** start GIVEN DATA **

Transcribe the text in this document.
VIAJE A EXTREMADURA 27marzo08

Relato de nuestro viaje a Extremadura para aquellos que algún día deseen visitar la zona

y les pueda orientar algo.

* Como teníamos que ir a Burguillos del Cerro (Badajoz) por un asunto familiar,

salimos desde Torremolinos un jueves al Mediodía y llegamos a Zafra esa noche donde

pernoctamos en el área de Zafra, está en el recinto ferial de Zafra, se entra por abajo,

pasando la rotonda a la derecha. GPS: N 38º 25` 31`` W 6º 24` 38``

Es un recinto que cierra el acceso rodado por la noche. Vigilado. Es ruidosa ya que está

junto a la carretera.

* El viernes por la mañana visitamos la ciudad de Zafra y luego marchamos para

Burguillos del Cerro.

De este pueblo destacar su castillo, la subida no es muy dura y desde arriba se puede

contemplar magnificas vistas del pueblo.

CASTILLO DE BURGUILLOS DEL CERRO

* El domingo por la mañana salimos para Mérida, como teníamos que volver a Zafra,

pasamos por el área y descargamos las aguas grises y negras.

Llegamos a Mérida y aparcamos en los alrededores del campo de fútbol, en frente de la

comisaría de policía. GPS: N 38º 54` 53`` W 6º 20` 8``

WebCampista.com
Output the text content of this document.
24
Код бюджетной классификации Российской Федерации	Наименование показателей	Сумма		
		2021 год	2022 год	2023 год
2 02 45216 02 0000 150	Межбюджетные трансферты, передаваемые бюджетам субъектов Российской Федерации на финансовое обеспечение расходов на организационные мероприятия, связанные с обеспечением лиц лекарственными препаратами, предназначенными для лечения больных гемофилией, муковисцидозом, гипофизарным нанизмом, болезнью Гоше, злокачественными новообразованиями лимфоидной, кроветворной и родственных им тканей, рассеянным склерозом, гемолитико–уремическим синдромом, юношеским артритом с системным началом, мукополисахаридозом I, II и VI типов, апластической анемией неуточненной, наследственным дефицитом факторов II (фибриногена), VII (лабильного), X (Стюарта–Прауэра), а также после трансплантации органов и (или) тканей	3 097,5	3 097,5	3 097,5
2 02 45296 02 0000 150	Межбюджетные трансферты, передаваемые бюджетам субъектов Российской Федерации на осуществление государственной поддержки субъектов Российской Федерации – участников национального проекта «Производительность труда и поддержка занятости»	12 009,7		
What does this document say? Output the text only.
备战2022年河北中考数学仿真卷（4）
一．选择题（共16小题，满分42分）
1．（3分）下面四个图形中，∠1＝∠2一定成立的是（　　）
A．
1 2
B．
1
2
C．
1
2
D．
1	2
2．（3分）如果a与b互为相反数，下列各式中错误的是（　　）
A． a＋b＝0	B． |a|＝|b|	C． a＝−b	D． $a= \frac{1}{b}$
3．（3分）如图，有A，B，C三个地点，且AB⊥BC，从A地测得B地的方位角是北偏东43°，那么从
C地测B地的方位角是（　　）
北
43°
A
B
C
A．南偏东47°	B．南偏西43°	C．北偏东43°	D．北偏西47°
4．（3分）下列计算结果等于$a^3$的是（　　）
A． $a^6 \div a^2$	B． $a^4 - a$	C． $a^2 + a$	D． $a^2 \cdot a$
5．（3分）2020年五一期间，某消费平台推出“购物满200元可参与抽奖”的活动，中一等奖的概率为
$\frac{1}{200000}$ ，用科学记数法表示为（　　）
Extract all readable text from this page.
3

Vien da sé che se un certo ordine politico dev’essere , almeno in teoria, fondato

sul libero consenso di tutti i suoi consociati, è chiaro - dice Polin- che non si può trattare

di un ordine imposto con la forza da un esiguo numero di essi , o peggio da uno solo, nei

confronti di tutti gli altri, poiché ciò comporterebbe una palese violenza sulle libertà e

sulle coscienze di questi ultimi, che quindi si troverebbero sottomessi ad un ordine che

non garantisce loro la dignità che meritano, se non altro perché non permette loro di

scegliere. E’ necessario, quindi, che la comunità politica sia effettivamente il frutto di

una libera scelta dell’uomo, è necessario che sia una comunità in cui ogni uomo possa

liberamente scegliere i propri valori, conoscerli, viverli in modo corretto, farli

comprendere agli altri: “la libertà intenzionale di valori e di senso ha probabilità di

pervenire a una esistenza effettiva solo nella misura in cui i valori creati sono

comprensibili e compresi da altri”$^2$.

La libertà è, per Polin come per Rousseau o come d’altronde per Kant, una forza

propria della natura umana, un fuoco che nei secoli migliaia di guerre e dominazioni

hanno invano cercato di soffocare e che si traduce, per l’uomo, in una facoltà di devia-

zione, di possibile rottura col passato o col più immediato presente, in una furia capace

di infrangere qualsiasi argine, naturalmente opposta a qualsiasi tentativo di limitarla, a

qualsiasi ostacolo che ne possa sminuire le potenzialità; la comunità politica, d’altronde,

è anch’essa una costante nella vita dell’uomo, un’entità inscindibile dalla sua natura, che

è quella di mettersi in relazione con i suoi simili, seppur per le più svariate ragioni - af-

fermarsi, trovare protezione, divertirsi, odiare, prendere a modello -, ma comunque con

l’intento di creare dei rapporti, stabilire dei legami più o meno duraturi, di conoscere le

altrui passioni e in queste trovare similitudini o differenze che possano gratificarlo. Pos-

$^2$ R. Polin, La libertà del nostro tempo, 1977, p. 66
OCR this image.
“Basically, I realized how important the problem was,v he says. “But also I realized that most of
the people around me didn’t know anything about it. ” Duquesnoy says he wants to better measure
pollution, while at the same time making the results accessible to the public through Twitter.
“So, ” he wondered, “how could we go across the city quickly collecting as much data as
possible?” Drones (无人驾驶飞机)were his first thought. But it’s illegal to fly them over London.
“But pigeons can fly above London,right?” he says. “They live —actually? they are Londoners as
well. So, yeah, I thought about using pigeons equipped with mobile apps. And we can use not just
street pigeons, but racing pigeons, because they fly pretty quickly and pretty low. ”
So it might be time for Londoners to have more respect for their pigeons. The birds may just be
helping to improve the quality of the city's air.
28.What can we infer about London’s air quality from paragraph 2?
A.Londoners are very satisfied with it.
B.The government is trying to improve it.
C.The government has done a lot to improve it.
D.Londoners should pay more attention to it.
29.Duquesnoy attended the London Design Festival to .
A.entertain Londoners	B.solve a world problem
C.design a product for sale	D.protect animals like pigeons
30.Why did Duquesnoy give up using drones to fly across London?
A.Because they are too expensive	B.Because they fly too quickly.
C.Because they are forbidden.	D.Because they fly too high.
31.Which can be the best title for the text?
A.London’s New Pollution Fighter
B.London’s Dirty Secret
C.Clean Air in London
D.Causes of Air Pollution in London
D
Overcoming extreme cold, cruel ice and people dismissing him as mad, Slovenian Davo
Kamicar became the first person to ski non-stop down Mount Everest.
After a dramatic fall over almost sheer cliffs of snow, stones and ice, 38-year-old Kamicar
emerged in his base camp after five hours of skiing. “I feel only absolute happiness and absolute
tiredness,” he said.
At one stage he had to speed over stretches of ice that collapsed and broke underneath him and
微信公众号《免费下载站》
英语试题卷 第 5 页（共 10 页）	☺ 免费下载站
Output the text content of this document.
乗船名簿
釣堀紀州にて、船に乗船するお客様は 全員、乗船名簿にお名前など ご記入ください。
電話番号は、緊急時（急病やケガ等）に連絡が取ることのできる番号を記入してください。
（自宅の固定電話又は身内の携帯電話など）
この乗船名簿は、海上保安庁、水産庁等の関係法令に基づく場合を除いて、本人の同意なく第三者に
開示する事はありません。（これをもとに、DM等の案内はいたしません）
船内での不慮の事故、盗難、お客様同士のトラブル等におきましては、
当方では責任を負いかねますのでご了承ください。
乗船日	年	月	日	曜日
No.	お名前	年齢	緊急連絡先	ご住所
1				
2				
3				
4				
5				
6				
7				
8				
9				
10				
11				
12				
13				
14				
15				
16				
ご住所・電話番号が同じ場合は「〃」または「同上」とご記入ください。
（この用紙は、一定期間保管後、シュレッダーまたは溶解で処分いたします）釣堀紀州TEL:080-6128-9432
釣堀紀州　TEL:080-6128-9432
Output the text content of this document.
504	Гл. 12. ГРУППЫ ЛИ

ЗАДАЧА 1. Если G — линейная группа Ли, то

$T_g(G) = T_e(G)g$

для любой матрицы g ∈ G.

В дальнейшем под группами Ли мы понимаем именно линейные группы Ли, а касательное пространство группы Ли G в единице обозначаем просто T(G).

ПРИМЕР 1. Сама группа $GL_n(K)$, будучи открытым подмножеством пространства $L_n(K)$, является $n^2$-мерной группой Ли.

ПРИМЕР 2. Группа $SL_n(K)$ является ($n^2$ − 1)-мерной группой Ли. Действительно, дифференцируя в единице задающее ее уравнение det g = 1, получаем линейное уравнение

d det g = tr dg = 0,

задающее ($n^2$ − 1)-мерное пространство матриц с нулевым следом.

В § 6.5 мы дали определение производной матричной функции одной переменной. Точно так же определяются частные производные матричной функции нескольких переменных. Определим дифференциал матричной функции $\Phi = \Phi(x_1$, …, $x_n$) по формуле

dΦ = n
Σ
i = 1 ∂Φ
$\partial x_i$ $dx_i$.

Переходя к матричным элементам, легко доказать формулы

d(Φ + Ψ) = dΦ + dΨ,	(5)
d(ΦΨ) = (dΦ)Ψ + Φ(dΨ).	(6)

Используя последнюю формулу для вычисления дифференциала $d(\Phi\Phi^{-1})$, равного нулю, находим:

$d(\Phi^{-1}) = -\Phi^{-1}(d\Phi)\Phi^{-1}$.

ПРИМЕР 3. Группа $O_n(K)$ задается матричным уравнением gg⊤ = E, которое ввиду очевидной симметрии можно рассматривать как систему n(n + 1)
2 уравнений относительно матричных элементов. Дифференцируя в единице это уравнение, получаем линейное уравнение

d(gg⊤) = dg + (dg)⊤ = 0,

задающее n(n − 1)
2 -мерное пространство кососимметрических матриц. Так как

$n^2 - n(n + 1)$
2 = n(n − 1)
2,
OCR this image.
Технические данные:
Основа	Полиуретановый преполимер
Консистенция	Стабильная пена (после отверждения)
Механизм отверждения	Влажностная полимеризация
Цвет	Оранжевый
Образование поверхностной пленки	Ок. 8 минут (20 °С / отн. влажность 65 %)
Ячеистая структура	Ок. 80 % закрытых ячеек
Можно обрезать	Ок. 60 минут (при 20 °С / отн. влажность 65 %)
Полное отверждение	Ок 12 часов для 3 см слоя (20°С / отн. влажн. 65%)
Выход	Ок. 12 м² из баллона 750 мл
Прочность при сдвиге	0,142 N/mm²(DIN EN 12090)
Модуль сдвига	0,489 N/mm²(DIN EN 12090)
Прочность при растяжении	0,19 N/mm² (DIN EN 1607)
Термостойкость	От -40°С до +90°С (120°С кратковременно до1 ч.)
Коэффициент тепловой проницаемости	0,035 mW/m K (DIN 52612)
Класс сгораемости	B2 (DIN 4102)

** end GIVEN DATA **

● **DO THIS**
Which lines contain "quickly"? Show each of them.

● **RESPONSE TO THE EXERCISE**
“So, ” he wondered, “how could we go across the city quickly collecting as much data as
street pigeons, but racing pigeons, because they fly pretty quickly and pretty low. ”
A.Because they are too expensive	B.Because they fly too quickly.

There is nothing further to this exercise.